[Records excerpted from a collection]
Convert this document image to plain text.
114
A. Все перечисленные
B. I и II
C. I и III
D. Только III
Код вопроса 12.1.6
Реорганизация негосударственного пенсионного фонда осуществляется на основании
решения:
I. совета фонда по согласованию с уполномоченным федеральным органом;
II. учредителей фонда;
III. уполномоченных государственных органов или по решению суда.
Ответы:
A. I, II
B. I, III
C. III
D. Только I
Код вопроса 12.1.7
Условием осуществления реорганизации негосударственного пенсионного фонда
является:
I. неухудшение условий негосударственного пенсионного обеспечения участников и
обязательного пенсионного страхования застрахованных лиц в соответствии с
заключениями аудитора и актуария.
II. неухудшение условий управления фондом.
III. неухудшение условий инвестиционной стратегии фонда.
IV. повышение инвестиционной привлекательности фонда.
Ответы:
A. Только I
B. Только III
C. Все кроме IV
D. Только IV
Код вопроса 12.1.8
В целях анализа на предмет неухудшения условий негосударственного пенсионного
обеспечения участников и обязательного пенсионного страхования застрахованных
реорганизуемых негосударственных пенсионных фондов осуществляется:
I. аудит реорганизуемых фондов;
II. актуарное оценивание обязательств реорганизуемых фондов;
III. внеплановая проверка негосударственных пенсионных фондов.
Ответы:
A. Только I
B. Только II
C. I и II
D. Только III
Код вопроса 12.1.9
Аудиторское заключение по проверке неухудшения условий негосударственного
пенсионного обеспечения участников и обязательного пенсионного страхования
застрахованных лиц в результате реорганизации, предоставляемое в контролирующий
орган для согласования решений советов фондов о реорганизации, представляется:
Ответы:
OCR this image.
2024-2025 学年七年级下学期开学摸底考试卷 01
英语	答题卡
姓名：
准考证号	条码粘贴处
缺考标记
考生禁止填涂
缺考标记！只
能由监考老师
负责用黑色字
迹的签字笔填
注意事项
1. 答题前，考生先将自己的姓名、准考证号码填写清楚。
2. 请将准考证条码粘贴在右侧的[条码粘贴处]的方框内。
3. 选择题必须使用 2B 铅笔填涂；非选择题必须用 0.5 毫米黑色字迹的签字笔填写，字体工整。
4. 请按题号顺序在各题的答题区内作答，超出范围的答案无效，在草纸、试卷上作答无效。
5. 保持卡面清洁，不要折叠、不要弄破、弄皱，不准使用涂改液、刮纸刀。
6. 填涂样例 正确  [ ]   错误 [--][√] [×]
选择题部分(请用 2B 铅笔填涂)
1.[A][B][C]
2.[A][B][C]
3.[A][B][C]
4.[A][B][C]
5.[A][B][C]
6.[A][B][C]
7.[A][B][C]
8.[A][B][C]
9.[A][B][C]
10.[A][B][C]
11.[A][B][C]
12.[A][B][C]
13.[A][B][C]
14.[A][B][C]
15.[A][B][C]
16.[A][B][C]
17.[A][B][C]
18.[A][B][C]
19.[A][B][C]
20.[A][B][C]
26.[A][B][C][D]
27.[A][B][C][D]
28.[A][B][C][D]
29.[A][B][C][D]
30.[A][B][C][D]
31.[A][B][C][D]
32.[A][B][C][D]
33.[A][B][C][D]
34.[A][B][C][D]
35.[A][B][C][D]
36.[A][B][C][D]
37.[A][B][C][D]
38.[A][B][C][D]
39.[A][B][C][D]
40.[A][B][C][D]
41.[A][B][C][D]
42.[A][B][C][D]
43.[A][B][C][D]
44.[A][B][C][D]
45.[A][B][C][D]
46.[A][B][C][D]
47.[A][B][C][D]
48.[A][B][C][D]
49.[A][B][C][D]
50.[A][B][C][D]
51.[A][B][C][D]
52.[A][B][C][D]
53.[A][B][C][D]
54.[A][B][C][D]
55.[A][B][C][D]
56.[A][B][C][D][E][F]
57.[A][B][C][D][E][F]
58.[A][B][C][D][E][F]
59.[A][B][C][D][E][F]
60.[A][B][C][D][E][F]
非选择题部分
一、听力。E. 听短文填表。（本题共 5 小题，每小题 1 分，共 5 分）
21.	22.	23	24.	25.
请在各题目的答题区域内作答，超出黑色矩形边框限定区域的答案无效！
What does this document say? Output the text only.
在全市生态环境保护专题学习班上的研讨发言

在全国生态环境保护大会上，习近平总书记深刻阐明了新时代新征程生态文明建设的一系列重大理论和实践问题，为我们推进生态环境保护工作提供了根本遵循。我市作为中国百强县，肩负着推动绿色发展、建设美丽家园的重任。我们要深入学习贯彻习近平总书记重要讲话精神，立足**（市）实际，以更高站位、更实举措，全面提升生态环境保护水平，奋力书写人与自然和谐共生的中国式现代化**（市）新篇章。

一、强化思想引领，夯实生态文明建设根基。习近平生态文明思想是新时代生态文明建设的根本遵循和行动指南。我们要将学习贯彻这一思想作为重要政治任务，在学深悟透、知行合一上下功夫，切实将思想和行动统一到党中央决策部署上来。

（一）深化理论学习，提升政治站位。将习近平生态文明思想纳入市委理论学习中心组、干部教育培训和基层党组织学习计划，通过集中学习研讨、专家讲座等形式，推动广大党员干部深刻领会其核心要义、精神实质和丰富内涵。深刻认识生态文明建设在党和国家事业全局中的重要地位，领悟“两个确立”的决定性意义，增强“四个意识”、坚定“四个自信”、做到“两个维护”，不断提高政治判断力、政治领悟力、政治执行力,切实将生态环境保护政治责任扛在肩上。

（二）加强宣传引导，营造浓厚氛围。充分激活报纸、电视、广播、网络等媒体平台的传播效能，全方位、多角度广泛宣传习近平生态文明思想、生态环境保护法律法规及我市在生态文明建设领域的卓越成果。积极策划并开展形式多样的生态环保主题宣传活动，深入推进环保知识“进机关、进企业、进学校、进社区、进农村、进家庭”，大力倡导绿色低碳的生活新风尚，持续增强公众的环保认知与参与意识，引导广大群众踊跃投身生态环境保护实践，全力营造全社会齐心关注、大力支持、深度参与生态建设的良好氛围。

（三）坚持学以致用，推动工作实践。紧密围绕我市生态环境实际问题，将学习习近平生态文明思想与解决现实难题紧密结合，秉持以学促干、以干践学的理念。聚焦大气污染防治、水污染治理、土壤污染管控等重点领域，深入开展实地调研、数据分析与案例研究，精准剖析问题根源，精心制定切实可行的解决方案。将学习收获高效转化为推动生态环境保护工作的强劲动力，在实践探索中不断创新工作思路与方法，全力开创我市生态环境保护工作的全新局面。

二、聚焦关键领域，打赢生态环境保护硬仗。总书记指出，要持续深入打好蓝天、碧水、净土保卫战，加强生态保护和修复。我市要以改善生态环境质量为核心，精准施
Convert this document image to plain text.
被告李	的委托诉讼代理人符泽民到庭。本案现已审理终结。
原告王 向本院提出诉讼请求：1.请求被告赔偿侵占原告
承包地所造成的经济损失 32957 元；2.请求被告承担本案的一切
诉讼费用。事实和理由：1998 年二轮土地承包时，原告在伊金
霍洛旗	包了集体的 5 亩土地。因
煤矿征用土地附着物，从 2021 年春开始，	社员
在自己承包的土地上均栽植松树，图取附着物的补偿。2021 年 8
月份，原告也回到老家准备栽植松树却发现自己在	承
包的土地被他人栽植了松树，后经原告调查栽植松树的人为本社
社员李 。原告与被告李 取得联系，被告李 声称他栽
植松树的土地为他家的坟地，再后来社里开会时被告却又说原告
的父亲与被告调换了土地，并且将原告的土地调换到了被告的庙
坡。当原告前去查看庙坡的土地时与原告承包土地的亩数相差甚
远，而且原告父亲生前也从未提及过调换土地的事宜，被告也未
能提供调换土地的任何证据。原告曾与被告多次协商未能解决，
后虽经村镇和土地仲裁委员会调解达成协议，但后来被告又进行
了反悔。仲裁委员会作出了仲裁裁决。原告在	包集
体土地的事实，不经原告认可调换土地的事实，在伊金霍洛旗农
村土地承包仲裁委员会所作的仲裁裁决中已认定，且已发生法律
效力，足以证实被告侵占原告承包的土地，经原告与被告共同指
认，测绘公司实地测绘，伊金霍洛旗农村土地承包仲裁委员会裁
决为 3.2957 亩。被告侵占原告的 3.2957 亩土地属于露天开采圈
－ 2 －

> _BRIEF_
Each line in the listing above that contains "обязательного" should be copied.

> _EXERCISE RESPONSE_
обязательного пенсионного страхования застрахованных лиц в соответствии с
обеспечения участников и обязательного пенсионного страхования застрахованных
пенсионного обеспечения участников и обязательного пенсионного страхования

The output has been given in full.